* [YOUR GOAL] Output the lines of the entries below beginning at the one with "Output the text content of this document." and ending with the last, exactly as written and without pictures.
--------------------
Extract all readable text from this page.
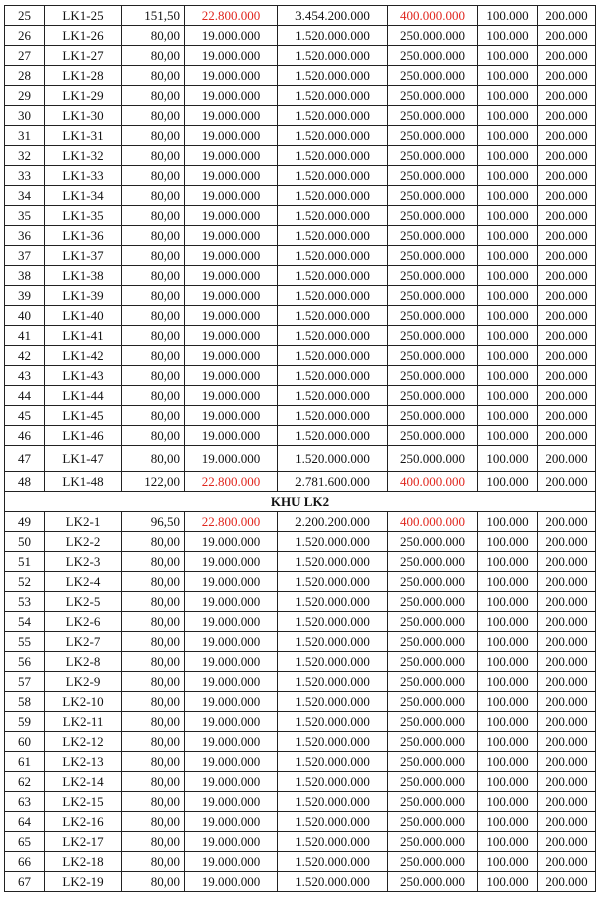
25	LK1-25	151,50	22.800.000	3.454.200.000	400.000.000	100.000	200.000
26	LK1-26	80,00	19.000.000	1.520.000.000	250.000.000	100.000	200.000
27	LK1-27	80,00	19.000.000	1.520.000.000	250.000.000	100.000	200.000
28	LK1-28	80,00	19.000.000	1.520.000.000	250.000.000	100.000	200.000
29	LK1-29	80,00	19.000.000	1.520.000.000	250.000.000	100.000	200.000
30	LK1-30	80,00	19.000.000	1.520.000.000	250.000.000	100.000	200.000
31	LK1-31	80,00	19.000.000	1.520.000.000	250.000.000	100.000	200.000
32	LK1-32	80,00	19.000.000	1.520.000.000	250.000.000	100.000	200.000
33	LK1-33	80,00	19.000.000	1.520.000.000	250.000.000	100.000	200.000
34	LK1-34	80,00	19.000.000	1.520.000.000	250.000.000	100.000	200.000
35	LK1-35	80,00	19.000.000	1.520.000.000	250.000.000	100.000	200.000
36	LK1-36	80,00	19.000.000	1.520.000.000	250.000.000	100.000	200.000
37	LK1-37	80,00	19.000.000	1.520.000.000	250.000.000	100.000	200.000
38	LK1-38	80,00	19.000.000	1.520.000.000	250.000.000	100.000	200.000
39	LK1-39	80,00	19.000.000	1.520.000.000	250.000.000	100.000	200.000
40	LK1-40	80,00	19.000.000	1.520.000.000	250.000.000	100.000	200.000
41	LK1-41	80,00	19.000.000	1.520.000.000	250.000.000	100.000	200.000
42	LK1-42	80,00	19.000.000	1.520.000.000	250.000.000	100.000	200.000
43	LK1-43	80,00	19.000.000	1.520.000.000	250.000.000	100.000	200.000
44	LK1-44	80,00	19.000.000	1.520.000.000	250.000.000	100.000	200.000
45	LK1-45	80,00	19.000.000	1.520.000.000	250.000.000	100.000	200.000
46	LK1-46	80,00	19.000.000	1.520.000.000	250.000.000	100.000	200.000
47	LK1-47	80,00	19.000.000	1.520.000.000	250.000.000	100.000	200.000
48	LK1-48	122,00	22.800.000	2.781.600.000	400.000.000	100.000	200.000
KHU LK2							
49	LK2-1	96,50	22.800.000	2.200.200.000	400.000.000	100.000	200.000
50	LK2-2	80,00	19.000.000	1.520.000.000	250.000.000	100.000	200.000
51	LK2-3	80,00	19.000.000	1.520.000.000	250.000.000	100.000	200.000
52	LK2-4	80,00	19.000.000	1.520.000.000	250.000.000	100.000	200.000
53	LK2-5	80,00	19.000.000	1.520.000.000	250.000.000	100.000	200.000
54	LK2-6	80,00	19.000.000	1.520.000.000	250.000.000	100.000	200.000
55	LK2-7	80,00	19.000.000	1.520.000.000	250.000.000	100.000	200.000
56	LK2-8	80,00	19.000.000	1.520.000.000	250.000.000	100.000	200.000
57	LK2-9	80,00	19.000.000	1.520.000.000	250.000.000	100.000	200.000
58	LK2-10	80,00	19.000.000	1.520.000.000	250.000.000	100.000	200.000
59	LK2-11	80,00	19.000.000	1.520.000.000	250.000.000	100.000	200.000
60	LK2-12	80,00	19.000.000	1.520.000.000	250.000.000	100.000	200.000
61	LK2-13	80,00	19.000.000	1.520.000.000	250.000.000	100.000	200.000
62	LK2-14	80,00	19.000.000	1.520.000.000	250.000.000	100.000	200.000
63	LK2-15	80,00	19.000.000	1.520.000.000	250.000.000	100.000	200.000
64	LK2-16	80,00	19.000.000	1.520.000.000	250.000.000	100.000	200.000
65	LK2-17	80,00	19.000.000	1.520.000.000	250.000.000	100.000	200.000
66	LK2-18	80,00	19.000.000	1.520.000.000	250.000.000	100.000	200.000
67	LK2-19	80,00	19.000.000	1.520.000.000	250.000.000	100.000	200.000
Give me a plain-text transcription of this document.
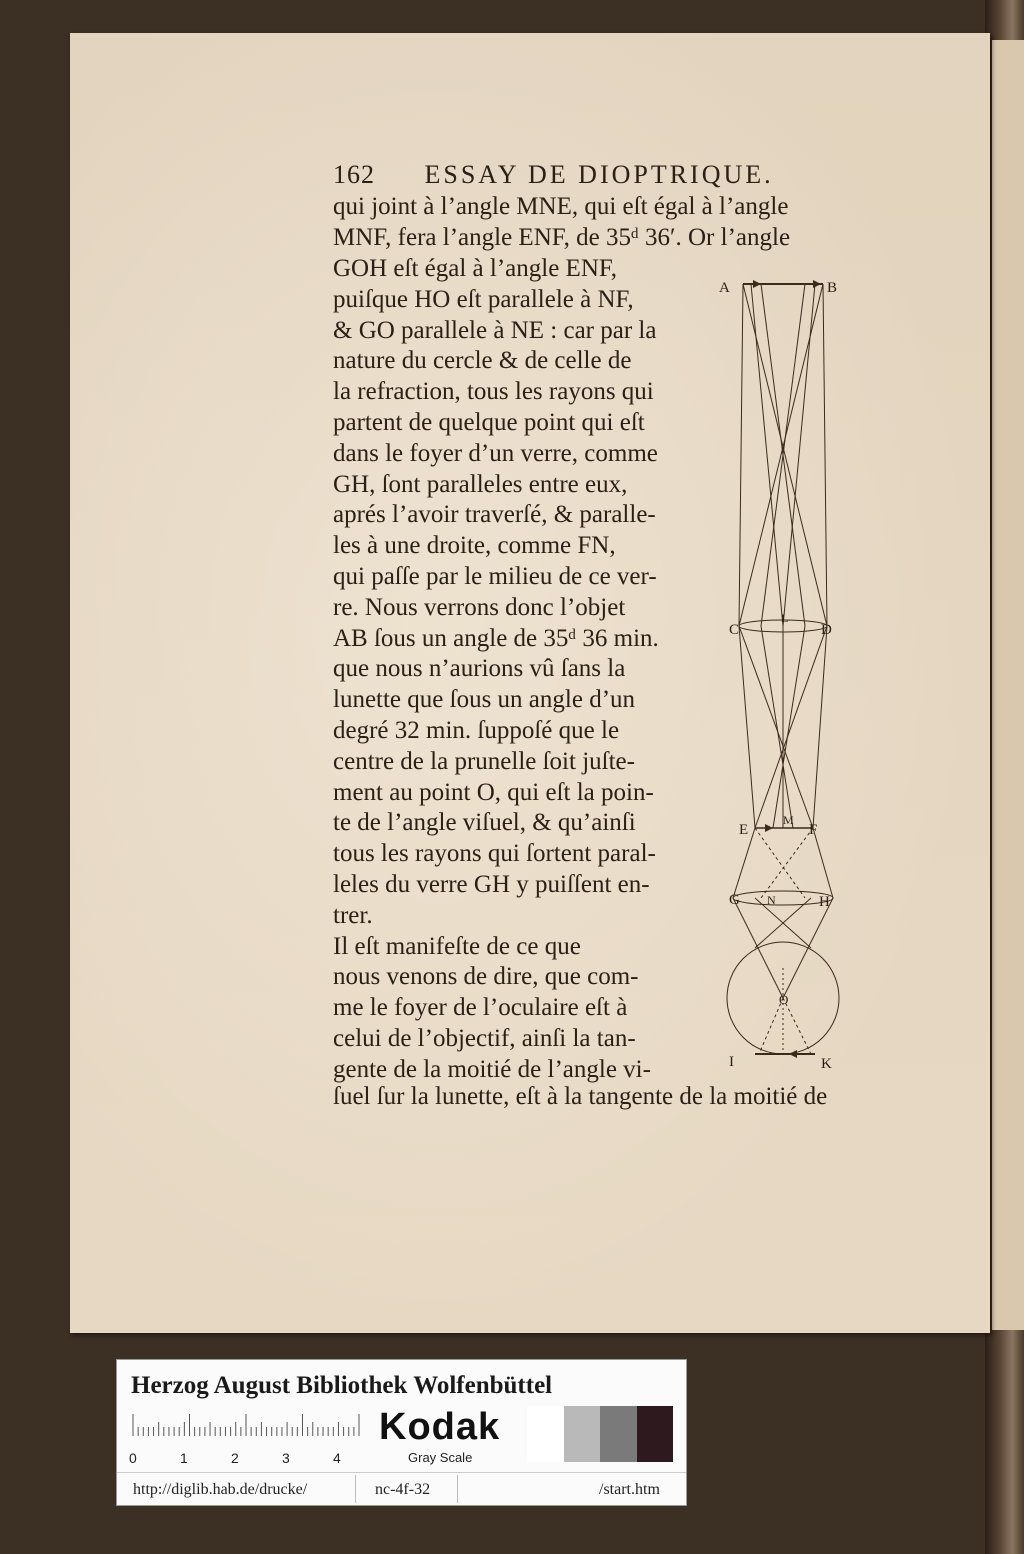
162 ESSAY DE DIOPTRIQUE.
qui joint à l’angle MNE, qui eſt égal à l’angle
MNF, fera l’angle ENF, de 35ᵈ 36′. Or l’angle
GOH eſt égal à l’angle ENF,
puiſque HO eſt parallele à NF,
& GO parallele à NE : car par la
nature du cercle & de celle de
la refraction, tous les rayons qui
partent de quelque point qui eſt
dans le foyer d’un verre, comme
GH, ſont paralleles entre eux,
aprés l’avoir traverſé, & paralle-
les à une droite, comme FN,
qui paſſe par le milieu de ce ver-
re. Nous verrons donc l’objet
AB ſous un angle de 35ᵈ 36 min.
que nous n’aurions vû ſans la
lunette que ſous un angle d’un
degré 32 min. ſuppoſé que le
centre de la prunelle ſoit juſte-
ment au point O, qui eſt la poin-
te de l’angle viſuel, & qu’ainſi
tous les rayons qui ſortent paral-
leles du verre GH y puiſſent en-
trer.
Il eſt manifeſte de ce que
nous venons de dire, que com-
me le foyer de l’oculaire eſt à
celui de l’objectif, ainſi la tan-
gente de la moitié de l’angle vi-
ſuel ſur la lunette, eſt à la tangente de la moitié de
A	B
C	D
L
E
M
F
G N	H
O
I	K
Herzog August Bibliothek Wolfenbüttel
0	1	2	3	4
Kodak
Gray Scale
http://diglib.hab.de/drucke/	nc-4f-32	/start.htm
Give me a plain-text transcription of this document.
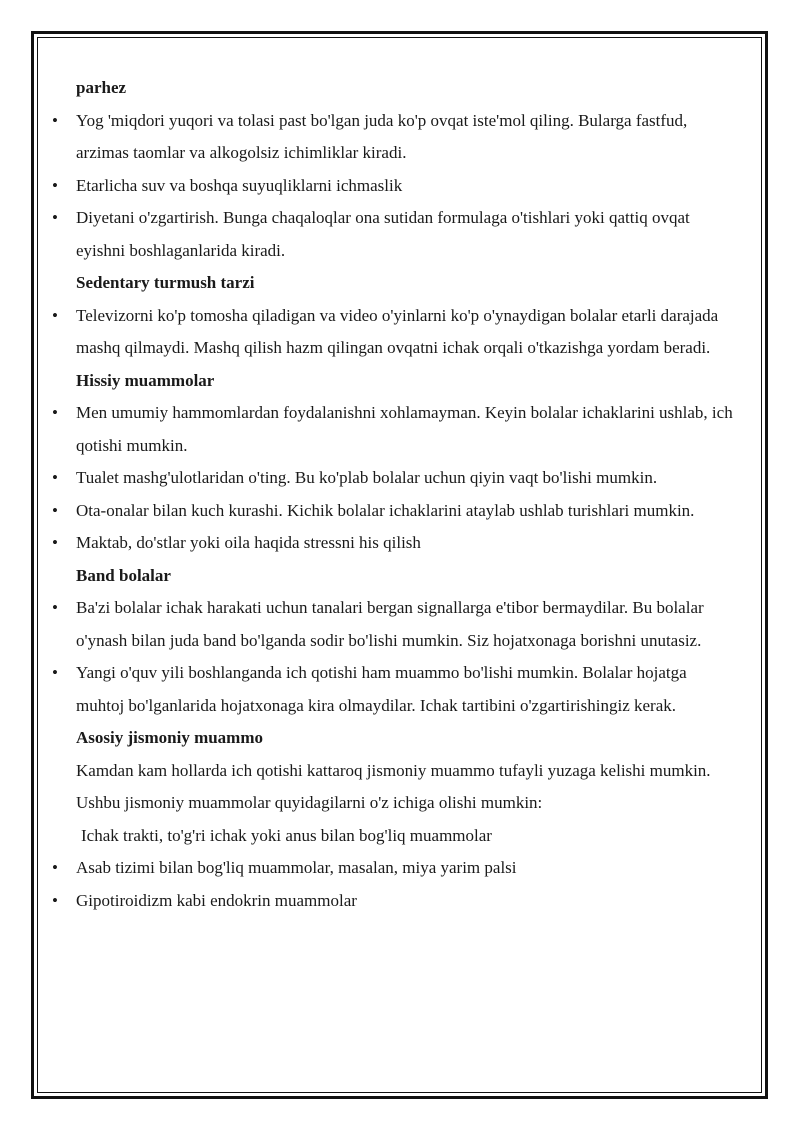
parhez

• Yog 'miqdori yuqori va tolasi past bo'lgan juda ko'p ovqat iste'mol qiling. Bularga fastfud, arzimas taomlar va alkogolsiz ichimliklar kiradi.

• Etarlicha suv va boshqa suyuqliklarni ichmaslik

• Diyetani o'zgartirish. Bunga chaqaloqlar ona sutidan formulaga o'tishlari yoki qattiq ovqat eyishni boshlaganlarida kiradi.

Sedentary turmush tarzi

• Televizorni ko'p tomosha qiladigan va video o'yinlarni ko'p o'ynaydigan bolalar etarli darajada mashq qilmaydi. Mashq qilish hazm qilingan ovqatni ichak orqali o'tkazishga yordam beradi.

Hissiy muammolar

• Men umumiy hammomlardan foydalanishni xohlamayman. Keyin bolalar ichaklarini ushlab, ich qotishi mumkin.

• Tualet mashg'ulotlaridan o'ting. Bu ko'plab bolalar uchun qiyin vaqt bo'lishi mumkin.

• Ota-onalar bilan kuch kurashi. Kichik bolalar ichaklarini ataylab ushlab turishlari mumkin.

• Maktab, do'stlar yoki oila haqida stressni his qilish

Band bolalar

• Ba'zi bolalar ichak harakati uchun tanalari bergan signallarga e'tibor bermaydilar. Bu bolalar o'ynash bilan juda band bo'lganda sodir bo'lishi mumkin. Siz hojatxonaga borishni unutasiz.

• Yangi o'quv yili boshlanganda ich qotishi ham muammo bo'lishi mumkin. Bolalar hojatga muhtoj bo'lganlarida hojatxonaga kira olmaydilar. Ichak tartibini o'zgartirishingiz kerak.

Asosiy jismoniy muammo

Kamdan kam hollarda ich qotishi kattaroq jismoniy muammo tufayli yuzaga kelishi mumkin. Ushbu jismoniy muammolar quyidagilarni o'z ichiga olishi mumkin:

Ichak trakti, to'g'ri ichak yoki anus bilan bog'liq muammolar

• Asab tizimi bilan bog'liq muammolar, masalan, miya yarim palsi

• Gipotiroidizm kabi endokrin muammolar
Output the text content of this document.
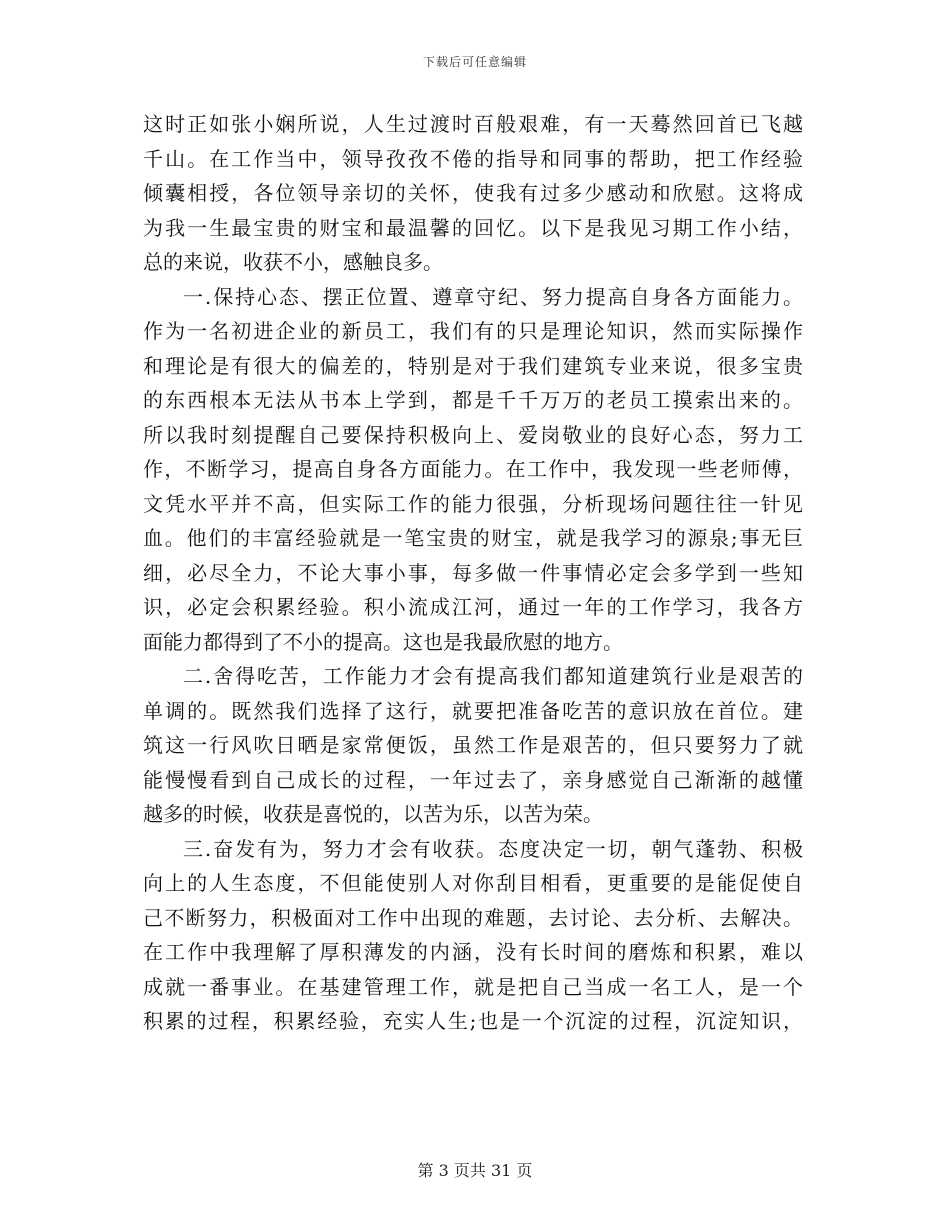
下载后可任意编辑
这时正如张小娴所说，人生过渡时百般艰难，有一天蓦然回首已飞越
千山。在工作当中，领导孜孜不倦的指导和同事的帮助，把工作经验
倾囊相授，各位领导亲切的关怀，使我有过多少感动和欣慰。这将成
为我一生最宝贵的财宝和最温馨的回忆。以下是我见习期工作小结，
总的来说，收获不小，感触良多。
一.保持心态、摆正位置、遵章守纪、努力提高自身各方面能力。
作为一名初进企业的新员工，我们有的只是理论知识，然而实际操作
和理论是有很大的偏差的，特别是对于我们建筑专业来说，很多宝贵
的东西根本无法从书本上学到，都是千千万万的老员工摸索出来的。
所以我时刻提醒自己要保持积极向上、爱岗敬业的良好心态，努力工
作，不断学习，提高自身各方面能力。在工作中，我发现一些老师傅，
文凭水平并不高，但实际工作的能力很强，分析现场问题往往一针见
血。他们的丰富经验就是一笔宝贵的财宝，就是我学习的源泉;事无巨
细，必尽全力，不论大事小事，每多做一件事情必定会多学到一些知
识，必定会积累经验。积小流成江河，通过一年的工作学习，我各方
面能力都得到了不小的提高。这也是我最欣慰的地方。
二.舍得吃苦，工作能力才会有提高我们都知道建筑行业是艰苦的
单调的。既然我们选择了这行，就要把准备吃苦的意识放在首位。建
筑这一行风吹日晒是家常便饭，虽然工作是艰苦的，但只要努力了就
能慢慢看到自己成长的过程，一年过去了，亲身感觉自己渐渐的越懂
越多的时候，收获是喜悦的，以苦为乐，以苦为荣。
三.奋发有为，努力才会有收获。态度决定一切，朝气蓬勃、积极
向上的人生态度，不但能使别人对你刮目相看，更重要的是能促使自
己不断努力，积极面对工作中出现的难题，去讨论、去分析、去解决。
在工作中我理解了厚积薄发的内涵，没有长时间的磨炼和积累，难以
成就一番事业。在基建管理工作，就是把自己当成一名工人，是一个
积累的过程，积累经验，充实人生;也是一个沉淀的过程，沉淀知识，
第 3 页共 31 页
--------------------
* [OUTPUT FOR THIS EXERCISE]
Output the text content of this document.
下载后可任意编辑
这时正如张小娴所说，人生过渡时百般艰难，有一天蓦然回首已飞越
千山。在工作当中，领导孜孜不倦的指导和同事的帮助，把工作经验
倾囊相授，各位领导亲切的关怀，使我有过多少感动和欣慰。这将成
为我一生最宝贵的财宝和最温馨的回忆。以下是我见习期工作小结，
总的来说，收获不小，感触良多。
一.保持心态、摆正位置、遵章守纪、努力提高自身各方面能力。
作为一名初进企业的新员工，我们有的只是理论知识，然而实际操作
和理论是有很大的偏差的，特别是对于我们建筑专业来说，很多宝贵
的东西根本无法从书本上学到，都是千千万万的老员工摸索出来的。
所以我时刻提醒自己要保持积极向上、爱岗敬业的良好心态，努力工
作，不断学习，提高自身各方面能力。在工作中，我发现一些老师傅，
文凭水平并不高，但实际工作的能力很强，分析现场问题往往一针见
血。他们的丰富经验就是一笔宝贵的财宝，就是我学习的源泉;事无巨
细，必尽全力，不论大事小事，每多做一件事情必定会多学到一些知
识，必定会积累经验。积小流成江河，通过一年的工作学习，我各方
面能力都得到了不小的提高。这也是我最欣慰的地方。
二.舍得吃苦，工作能力才会有提高我们都知道建筑行业是艰苦的
单调的。既然我们选择了这行，就要把准备吃苦的意识放在首位。建
筑这一行风吹日晒是家常便饭，虽然工作是艰苦的，但只要努力了就
能慢慢看到自己成长的过程，一年过去了，亲身感觉自己渐渐的越懂
越多的时候，收获是喜悦的，以苦为乐，以苦为荣。
三.奋发有为，努力才会有收获。态度决定一切，朝气蓬勃、积极
向上的人生态度，不但能使别人对你刮目相看，更重要的是能促使自
己不断努力，积极面对工作中出现的难题，去讨论、去分析、去解决。
在工作中我理解了厚积薄发的内涵，没有长时间的磨炼和积累，难以
成就一番事业。在基建管理工作，就是把自己当成一名工人，是一个
积累的过程，积累经验，充实人生;也是一个沉淀的过程，沉淀知识，
第 3 页共 31 页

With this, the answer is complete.